## Start
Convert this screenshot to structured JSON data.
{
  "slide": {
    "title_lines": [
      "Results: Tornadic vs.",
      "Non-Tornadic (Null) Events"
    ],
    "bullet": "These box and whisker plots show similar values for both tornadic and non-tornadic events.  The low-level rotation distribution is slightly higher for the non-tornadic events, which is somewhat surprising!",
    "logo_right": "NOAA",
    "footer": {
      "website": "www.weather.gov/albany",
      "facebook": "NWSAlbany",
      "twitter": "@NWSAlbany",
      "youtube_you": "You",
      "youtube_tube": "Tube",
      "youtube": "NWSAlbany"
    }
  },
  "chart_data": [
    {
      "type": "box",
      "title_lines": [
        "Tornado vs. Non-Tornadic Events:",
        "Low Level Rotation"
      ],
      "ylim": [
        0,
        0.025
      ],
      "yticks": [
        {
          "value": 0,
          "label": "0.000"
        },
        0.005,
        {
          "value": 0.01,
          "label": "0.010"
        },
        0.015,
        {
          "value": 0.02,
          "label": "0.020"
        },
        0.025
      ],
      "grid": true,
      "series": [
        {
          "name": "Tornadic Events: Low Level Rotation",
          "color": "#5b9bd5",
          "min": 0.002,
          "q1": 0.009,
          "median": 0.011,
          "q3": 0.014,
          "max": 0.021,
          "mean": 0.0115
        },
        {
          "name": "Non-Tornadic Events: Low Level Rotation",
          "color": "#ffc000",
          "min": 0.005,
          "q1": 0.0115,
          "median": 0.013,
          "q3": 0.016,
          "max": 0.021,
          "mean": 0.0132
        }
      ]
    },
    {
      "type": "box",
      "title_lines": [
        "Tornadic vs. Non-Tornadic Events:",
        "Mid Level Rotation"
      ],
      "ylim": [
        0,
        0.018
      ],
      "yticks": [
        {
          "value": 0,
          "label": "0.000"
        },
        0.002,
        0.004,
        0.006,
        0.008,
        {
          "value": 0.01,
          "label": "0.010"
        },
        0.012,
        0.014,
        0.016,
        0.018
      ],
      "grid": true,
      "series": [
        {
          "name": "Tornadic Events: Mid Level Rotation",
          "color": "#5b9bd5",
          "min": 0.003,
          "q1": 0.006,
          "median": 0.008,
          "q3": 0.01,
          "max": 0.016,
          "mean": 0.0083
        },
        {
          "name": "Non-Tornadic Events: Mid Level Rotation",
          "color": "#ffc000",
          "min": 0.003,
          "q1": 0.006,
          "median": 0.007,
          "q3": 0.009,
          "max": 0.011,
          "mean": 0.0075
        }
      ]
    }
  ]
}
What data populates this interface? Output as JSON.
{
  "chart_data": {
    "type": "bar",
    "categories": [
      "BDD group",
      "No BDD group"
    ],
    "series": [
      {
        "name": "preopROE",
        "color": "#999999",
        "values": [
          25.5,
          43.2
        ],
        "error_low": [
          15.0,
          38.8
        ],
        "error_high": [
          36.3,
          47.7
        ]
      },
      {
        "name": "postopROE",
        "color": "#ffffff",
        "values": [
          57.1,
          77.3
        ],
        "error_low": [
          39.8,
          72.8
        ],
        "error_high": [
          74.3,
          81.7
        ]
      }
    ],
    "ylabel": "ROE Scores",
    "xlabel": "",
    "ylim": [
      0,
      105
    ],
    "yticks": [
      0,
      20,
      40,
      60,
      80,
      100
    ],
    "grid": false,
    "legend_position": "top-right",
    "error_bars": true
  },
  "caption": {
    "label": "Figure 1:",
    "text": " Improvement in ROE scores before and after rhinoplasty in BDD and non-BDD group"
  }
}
## End
### EXERCISE DETAILS
Reproduce the complete set of lines precisely as supplied.

### THE SOLUTION
Convert this screenshot to structured JSON data.
{
  "slide": {
    "title_lines": [
      "Results: Tornadic vs.",
      "Non-Tornadic (Null) Events"
    ],
    "bullet": "These box and whisker plots show similar values for both tornadic and non-tornadic events.  The low-level rotation distribution is slightly higher for the non-tornadic events, which is somewhat surprising!",
    "logo_right": "NOAA",
    "footer": {
      "website": "www.weather.gov/albany",
      "facebook": "NWSAlbany",
      "twitter": "@NWSAlbany",
      "youtube_you": "You",
      "youtube_tube": "Tube",
      "youtube": "NWSAlbany"
    }
  },
  "chart_data": [
    {
      "type": "box",
      "title_lines": [
        "Tornado vs. Non-Tornadic Events:",
        "Low Level Rotation"
      ],
      "ylim": [
        0,
        0.025
      ],
      "yticks": [
        {
          "value": 0,
          "label": "0.000"
        },
        0.005,
        {
          "value": 0.01,
          "label": "0.010"
        },
        0.015,
        {
          "value": 0.02,
          "label": "0.020"
        },
        0.025
      ],
      "grid": true,
      "series": [
        {
          "name": "Tornadic Events: Low Level Rotation",
          "color": "#5b9bd5",
          "min": 0.002,
          "q1": 0.009,
          "median": 0.011,
          "q3": 0.014,
          "max": 0.021,
          "mean": 0.0115
        },
        {
          "name": "Non-Tornadic Events: Low Level Rotation",
          "color": "#ffc000",
          "min": 0.005,
          "q1": 0.0115,
          "median": 0.013,
          "q3": 0.016,
          "max": 0.021,
          "mean": 0.0132
        }
      ]
    },
    {
      "type": "box",
      "title_lines": [
        "Tornadic vs. Non-Tornadic Events:",
        "Mid Level Rotation"
      ],
      "ylim": [
        0,
        0.018
      ],
      "yticks": [
        {
          "value": 0,
          "label": "0.000"
        },
        0.002,
        0.004,
        0.006,
        0.008,
        {
          "value": 0.01,
          "label": "0.010"
        },
        0.012,
        0.014,
        0.016,
        0.018
      ],
      "grid": true,
      "series": [
        {
          "name": "Tornadic Events: Mid Level Rotation",
          "color": "#5b9bd5",
          "min": 0.003,
          "q1": 0.006,
          "median": 0.008,
          "q3": 0.01,
          "max": 0.016,
          "mean": 0.0083
        },
        {
          "name": "Non-Tornadic Events: Mid Level Rotation",
          "color": "#ffc000",
          "min": 0.003,
          "q1": 0.006,
          "median": 0.007,
          "q3": 0.009,
          "max": 0.011,
          "mean": 0.0075
        }
      ]
    }
  ]
}
What data populates this interface? Output as JSON.
{
  "chart_data": {
    "type": "bar",
    "categories": [
      "BDD group",
      "No BDD group"
    ],
    "series": [
      {
        "name": "preopROE",
        "color": "#999999",
        "values": [
          25.5,
          43.2
        ],
        "error_low": [
          15.0,
          38.8
        ],
        "error_high": [
          36.3,
          47.7
        ]
      },
      {
        "name": "postopROE",
        "color": "#ffffff",
        "values": [
          57.1,
          77.3
        ],
        "error_low": [
          39.8,
          72.8
        ],
        "error_high": [
          74.3,
          81.7
        ]
      }
    ],
    "ylabel": "ROE Scores",
    "xlabel": "",
    "ylim": [
      0,
      105
    ],
    "yticks": [
      0,
      20,
      40,
      60,
      80,
      100
    ],
    "grid": false,
    "legend_position": "top-right",
    "error_bars": true
  },
  "caption": {
    "label": "Figure 1:",
    "text": " Improvement in ROE scores before and after rhinoplasty in BDD and non-BDD group"
  }
}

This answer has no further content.